YOUR GOAL >> Copy out each line of the material below that holds the string "content".
>> START ROWS
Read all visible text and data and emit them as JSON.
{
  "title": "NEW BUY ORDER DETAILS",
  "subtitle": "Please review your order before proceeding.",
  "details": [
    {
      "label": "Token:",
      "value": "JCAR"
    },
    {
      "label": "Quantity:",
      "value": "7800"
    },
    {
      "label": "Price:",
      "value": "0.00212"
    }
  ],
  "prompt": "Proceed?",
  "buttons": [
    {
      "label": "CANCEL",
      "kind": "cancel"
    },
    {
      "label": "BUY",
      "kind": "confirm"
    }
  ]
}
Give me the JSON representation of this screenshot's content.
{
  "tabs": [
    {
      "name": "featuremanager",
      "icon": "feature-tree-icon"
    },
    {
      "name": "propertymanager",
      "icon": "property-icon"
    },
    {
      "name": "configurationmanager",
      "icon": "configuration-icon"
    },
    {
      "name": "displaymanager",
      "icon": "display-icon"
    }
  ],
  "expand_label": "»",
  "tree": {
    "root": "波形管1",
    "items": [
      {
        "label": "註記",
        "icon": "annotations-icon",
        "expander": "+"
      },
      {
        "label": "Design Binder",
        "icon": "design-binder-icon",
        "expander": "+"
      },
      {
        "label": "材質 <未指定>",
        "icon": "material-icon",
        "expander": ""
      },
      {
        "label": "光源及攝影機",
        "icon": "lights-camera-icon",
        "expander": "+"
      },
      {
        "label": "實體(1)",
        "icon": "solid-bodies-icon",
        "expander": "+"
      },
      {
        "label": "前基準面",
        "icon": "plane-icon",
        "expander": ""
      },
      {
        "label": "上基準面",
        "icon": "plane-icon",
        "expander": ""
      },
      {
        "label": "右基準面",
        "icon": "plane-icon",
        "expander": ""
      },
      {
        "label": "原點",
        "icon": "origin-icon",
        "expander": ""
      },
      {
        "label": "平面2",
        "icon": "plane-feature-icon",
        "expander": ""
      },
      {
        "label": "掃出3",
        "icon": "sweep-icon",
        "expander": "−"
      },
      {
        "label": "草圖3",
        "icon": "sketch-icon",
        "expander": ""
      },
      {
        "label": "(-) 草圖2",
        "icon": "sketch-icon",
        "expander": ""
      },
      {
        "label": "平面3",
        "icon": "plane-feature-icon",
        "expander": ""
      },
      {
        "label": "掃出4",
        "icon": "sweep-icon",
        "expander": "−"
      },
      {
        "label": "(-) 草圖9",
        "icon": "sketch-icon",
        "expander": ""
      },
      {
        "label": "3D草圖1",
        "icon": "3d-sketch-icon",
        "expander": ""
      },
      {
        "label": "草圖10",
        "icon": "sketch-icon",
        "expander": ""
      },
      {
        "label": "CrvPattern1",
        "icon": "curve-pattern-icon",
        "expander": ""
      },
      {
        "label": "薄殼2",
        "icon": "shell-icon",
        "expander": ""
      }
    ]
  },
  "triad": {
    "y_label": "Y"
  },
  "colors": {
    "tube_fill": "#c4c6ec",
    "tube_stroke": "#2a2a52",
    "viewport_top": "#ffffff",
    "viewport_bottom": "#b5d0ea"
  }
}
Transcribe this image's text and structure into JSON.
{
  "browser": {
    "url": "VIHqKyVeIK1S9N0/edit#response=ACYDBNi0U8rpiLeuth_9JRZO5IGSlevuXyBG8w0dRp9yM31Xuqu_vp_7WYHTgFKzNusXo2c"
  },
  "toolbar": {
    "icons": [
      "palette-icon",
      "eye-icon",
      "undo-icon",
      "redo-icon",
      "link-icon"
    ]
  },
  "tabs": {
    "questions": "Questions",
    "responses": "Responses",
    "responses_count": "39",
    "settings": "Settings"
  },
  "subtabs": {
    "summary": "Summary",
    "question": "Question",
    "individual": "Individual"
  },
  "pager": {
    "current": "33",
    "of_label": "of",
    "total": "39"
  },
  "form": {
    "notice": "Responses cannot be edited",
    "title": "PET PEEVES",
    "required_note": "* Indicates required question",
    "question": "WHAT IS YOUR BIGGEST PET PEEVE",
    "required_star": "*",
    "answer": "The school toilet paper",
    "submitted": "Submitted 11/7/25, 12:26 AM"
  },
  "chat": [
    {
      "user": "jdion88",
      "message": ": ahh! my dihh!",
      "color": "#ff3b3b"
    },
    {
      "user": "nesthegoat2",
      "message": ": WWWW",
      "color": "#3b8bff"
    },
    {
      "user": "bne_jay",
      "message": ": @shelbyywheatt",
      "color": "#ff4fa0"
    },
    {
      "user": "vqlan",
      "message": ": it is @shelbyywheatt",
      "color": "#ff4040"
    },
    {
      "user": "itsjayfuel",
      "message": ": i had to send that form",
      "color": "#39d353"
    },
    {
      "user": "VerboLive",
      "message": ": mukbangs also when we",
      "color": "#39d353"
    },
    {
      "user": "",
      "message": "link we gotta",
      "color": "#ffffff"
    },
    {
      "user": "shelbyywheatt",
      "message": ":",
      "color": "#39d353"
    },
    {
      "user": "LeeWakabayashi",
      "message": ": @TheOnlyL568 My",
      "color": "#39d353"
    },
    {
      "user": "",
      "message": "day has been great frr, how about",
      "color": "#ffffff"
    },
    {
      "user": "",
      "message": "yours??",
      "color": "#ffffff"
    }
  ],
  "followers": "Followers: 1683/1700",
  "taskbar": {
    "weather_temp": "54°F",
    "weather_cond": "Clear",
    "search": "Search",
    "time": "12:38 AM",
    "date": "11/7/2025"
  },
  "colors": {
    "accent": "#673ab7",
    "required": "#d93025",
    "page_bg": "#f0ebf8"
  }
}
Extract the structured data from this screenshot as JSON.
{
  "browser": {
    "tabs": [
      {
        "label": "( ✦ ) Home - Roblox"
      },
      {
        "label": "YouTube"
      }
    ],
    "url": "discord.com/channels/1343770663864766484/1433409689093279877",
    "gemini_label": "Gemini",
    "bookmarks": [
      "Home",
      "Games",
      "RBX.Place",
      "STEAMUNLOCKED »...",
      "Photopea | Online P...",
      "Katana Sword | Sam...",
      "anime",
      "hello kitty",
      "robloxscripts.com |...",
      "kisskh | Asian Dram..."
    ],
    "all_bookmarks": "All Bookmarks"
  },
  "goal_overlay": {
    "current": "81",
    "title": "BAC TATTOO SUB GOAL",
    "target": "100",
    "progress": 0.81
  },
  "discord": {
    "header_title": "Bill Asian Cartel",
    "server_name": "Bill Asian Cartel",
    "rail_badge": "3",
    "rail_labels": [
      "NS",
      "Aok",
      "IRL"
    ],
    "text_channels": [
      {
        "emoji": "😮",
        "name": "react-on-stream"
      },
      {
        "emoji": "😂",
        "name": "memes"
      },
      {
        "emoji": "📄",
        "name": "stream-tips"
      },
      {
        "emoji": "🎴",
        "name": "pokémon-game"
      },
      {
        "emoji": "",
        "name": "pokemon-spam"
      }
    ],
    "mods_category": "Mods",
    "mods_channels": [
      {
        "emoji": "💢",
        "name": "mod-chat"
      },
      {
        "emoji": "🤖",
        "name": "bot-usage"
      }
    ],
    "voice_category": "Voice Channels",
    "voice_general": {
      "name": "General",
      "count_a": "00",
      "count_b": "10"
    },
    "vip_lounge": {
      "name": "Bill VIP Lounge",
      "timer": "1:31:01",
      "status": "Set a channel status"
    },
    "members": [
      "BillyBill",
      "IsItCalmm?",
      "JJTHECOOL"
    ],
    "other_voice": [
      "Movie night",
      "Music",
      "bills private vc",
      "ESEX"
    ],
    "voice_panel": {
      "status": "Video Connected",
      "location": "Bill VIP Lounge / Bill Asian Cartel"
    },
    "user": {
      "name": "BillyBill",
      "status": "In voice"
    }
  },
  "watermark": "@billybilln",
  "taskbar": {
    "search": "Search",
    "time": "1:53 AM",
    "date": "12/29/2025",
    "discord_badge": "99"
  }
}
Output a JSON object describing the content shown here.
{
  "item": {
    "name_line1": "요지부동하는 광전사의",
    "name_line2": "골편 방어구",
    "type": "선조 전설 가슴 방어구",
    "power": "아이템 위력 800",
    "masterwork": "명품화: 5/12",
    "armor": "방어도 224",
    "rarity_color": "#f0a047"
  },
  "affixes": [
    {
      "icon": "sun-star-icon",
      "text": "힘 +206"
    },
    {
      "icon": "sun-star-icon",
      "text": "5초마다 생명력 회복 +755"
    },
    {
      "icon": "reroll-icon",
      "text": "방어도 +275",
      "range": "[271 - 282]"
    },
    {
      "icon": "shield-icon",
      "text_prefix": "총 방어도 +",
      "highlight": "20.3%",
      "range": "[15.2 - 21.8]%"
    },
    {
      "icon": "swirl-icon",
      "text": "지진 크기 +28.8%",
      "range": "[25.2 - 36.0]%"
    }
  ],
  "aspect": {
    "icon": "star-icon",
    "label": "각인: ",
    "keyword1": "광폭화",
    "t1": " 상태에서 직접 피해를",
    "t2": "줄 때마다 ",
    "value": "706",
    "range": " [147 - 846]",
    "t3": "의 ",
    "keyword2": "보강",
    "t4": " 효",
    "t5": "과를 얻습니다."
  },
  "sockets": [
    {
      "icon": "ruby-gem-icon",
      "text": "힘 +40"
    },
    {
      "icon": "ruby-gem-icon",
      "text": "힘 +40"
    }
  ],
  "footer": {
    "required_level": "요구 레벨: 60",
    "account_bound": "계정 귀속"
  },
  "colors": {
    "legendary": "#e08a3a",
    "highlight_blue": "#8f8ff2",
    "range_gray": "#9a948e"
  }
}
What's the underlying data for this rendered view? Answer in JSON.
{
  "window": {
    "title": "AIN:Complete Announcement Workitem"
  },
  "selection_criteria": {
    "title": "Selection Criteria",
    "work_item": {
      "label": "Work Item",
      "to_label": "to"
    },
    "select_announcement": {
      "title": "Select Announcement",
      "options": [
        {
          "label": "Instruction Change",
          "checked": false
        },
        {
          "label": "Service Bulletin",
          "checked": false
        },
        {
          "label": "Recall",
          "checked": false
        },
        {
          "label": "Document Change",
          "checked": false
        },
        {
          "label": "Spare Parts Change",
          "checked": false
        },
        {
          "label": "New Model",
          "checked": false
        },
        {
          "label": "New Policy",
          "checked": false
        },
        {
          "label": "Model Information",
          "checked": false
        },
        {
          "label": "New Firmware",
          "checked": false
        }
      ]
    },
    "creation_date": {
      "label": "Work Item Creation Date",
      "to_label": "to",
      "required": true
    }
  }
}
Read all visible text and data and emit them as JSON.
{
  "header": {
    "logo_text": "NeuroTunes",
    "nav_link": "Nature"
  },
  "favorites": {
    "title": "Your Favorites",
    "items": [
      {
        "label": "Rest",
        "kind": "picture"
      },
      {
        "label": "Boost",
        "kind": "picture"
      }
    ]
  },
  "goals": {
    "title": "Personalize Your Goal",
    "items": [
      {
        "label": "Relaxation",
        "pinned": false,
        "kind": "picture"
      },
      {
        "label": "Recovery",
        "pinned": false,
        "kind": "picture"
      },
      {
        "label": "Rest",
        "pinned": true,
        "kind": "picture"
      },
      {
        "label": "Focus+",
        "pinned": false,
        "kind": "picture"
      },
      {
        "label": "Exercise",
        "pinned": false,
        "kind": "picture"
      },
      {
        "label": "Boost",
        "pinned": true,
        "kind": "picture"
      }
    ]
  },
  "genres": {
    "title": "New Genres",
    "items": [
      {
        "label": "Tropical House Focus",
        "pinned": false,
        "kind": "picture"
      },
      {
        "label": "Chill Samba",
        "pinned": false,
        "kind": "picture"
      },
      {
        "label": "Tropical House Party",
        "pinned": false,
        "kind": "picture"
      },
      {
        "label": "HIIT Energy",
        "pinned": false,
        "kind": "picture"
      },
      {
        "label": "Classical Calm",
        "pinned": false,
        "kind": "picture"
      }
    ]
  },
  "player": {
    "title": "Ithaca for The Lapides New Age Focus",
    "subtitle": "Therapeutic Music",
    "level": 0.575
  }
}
>> END ROWS
SOLUTION TO THIS PROBLEM >>
Give me the JSON representation of this screenshot's content.
Output a JSON object describing the content shown here.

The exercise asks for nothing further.